Record excerpts.

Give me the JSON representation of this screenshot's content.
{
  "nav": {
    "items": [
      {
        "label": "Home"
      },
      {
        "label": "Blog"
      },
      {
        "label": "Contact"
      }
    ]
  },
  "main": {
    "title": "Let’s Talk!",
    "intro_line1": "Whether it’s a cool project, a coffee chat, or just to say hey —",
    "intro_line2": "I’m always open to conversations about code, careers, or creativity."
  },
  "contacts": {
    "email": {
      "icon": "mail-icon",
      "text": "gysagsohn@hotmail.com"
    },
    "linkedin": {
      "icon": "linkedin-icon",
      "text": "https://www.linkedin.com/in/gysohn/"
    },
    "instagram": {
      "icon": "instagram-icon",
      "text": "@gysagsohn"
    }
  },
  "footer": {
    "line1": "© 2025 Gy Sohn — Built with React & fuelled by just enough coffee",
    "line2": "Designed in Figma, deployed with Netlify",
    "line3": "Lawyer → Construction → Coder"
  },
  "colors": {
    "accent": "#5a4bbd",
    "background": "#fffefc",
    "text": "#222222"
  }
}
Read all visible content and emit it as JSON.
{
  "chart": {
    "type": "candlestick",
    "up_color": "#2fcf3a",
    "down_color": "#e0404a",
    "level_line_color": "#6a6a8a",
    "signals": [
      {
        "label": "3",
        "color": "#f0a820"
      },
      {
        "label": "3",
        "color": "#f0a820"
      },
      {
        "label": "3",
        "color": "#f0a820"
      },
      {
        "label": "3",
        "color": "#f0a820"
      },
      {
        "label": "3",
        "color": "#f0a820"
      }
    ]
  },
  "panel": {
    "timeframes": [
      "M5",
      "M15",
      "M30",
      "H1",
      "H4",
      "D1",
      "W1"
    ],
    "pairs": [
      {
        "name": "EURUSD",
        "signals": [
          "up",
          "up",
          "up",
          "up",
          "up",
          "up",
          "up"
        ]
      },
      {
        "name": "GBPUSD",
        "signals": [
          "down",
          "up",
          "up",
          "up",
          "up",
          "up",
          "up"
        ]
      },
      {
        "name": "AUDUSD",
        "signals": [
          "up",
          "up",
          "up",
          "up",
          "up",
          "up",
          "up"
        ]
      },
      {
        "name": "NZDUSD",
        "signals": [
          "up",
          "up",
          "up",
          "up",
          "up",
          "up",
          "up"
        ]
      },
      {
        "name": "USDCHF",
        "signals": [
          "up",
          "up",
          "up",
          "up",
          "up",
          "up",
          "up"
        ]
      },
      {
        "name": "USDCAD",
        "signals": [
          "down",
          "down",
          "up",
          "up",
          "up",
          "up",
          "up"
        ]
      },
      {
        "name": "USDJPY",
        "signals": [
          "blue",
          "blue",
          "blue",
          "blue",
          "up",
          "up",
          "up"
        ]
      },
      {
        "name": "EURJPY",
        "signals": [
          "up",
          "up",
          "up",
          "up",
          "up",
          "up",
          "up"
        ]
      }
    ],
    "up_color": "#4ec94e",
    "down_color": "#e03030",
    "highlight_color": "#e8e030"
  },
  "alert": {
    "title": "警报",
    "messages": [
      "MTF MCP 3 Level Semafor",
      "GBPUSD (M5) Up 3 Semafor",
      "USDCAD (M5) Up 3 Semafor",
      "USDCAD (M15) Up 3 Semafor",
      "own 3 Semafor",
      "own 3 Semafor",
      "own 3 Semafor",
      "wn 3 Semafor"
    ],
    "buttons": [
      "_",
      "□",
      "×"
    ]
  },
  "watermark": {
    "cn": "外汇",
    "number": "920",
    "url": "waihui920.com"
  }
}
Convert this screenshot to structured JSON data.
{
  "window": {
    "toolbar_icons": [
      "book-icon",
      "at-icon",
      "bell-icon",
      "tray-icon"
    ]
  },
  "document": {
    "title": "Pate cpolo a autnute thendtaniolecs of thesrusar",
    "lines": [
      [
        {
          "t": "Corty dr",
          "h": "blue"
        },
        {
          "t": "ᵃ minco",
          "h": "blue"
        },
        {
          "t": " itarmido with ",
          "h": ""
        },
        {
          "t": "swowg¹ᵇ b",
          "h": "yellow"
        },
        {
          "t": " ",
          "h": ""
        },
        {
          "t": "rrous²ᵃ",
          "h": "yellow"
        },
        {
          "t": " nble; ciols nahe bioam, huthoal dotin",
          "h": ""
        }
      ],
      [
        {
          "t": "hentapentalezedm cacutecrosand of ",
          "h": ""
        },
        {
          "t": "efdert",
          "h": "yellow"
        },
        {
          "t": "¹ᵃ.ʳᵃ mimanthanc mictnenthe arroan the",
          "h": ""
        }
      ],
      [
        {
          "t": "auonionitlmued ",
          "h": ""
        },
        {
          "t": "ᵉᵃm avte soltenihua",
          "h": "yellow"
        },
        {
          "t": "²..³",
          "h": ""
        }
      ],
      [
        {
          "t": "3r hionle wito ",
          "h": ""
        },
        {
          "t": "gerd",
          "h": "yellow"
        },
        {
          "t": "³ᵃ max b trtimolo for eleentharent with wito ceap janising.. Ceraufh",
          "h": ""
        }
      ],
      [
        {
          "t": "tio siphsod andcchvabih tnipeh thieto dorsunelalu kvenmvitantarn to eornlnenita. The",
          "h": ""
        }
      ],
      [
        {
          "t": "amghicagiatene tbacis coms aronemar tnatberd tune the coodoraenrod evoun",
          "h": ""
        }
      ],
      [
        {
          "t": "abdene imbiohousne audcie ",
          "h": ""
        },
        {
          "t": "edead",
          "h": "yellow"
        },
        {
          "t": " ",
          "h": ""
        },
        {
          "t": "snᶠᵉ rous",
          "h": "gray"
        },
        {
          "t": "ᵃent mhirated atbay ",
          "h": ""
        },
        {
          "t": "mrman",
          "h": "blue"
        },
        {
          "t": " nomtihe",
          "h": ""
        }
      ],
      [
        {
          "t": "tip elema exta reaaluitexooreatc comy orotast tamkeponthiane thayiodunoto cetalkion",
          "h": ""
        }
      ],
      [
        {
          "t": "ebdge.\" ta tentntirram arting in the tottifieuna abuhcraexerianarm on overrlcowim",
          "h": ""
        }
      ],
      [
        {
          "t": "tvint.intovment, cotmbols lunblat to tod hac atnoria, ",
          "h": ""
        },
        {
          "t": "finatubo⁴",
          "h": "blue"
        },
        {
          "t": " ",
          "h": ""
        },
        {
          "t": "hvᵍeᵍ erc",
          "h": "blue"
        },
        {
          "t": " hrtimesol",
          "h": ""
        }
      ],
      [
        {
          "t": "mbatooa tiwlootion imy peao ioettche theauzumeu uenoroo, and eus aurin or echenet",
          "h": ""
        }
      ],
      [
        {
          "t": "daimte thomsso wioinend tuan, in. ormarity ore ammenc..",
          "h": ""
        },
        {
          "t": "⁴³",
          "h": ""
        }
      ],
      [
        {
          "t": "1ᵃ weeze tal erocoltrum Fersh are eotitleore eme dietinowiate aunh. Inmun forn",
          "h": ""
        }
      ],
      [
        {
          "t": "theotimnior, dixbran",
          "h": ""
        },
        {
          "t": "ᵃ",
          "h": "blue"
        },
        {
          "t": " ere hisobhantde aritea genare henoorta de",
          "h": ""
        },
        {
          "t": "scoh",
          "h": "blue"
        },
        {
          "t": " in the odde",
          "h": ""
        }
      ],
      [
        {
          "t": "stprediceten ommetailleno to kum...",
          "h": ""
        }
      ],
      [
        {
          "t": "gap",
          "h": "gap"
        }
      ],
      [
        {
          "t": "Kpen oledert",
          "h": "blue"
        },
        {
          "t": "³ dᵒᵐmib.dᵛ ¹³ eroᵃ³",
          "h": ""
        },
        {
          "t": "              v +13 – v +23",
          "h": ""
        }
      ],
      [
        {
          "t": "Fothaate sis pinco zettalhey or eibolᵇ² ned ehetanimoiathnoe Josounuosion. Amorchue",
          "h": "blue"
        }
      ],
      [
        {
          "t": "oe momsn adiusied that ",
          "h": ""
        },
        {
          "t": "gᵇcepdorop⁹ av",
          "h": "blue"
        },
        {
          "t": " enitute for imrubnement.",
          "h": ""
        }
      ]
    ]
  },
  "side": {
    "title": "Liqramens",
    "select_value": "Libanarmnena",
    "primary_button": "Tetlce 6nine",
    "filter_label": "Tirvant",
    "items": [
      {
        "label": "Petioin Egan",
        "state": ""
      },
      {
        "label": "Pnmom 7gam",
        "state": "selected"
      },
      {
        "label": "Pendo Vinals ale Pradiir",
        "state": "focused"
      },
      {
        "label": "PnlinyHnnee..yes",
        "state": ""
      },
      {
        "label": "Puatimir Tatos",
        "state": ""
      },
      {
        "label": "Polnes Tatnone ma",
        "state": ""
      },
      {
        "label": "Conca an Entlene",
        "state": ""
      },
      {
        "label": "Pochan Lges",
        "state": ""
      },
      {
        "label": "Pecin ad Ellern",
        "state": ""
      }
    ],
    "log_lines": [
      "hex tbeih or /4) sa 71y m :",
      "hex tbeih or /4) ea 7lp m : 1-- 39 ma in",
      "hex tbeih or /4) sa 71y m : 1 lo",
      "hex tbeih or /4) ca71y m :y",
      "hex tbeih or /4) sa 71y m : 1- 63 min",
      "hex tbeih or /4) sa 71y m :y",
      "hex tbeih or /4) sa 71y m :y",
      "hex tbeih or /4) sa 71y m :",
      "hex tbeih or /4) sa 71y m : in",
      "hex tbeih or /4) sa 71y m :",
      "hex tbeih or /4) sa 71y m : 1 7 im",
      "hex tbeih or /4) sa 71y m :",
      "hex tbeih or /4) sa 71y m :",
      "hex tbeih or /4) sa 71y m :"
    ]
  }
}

Stated task. Find the lines containing "Semafor" and list every one of them.

Response below.
      "MTF MCP 3 Level Semafor",
      "GBPUSD (M5) Up 3 Semafor",
      "USDCAD (M5) Up 3 Semafor",
      "USDCAD (M15) Up 3 Semafor",
      "own 3 Semafor",
      "own 3 Semafor",
      "own 3 Semafor",
      "wn 3 Semafor"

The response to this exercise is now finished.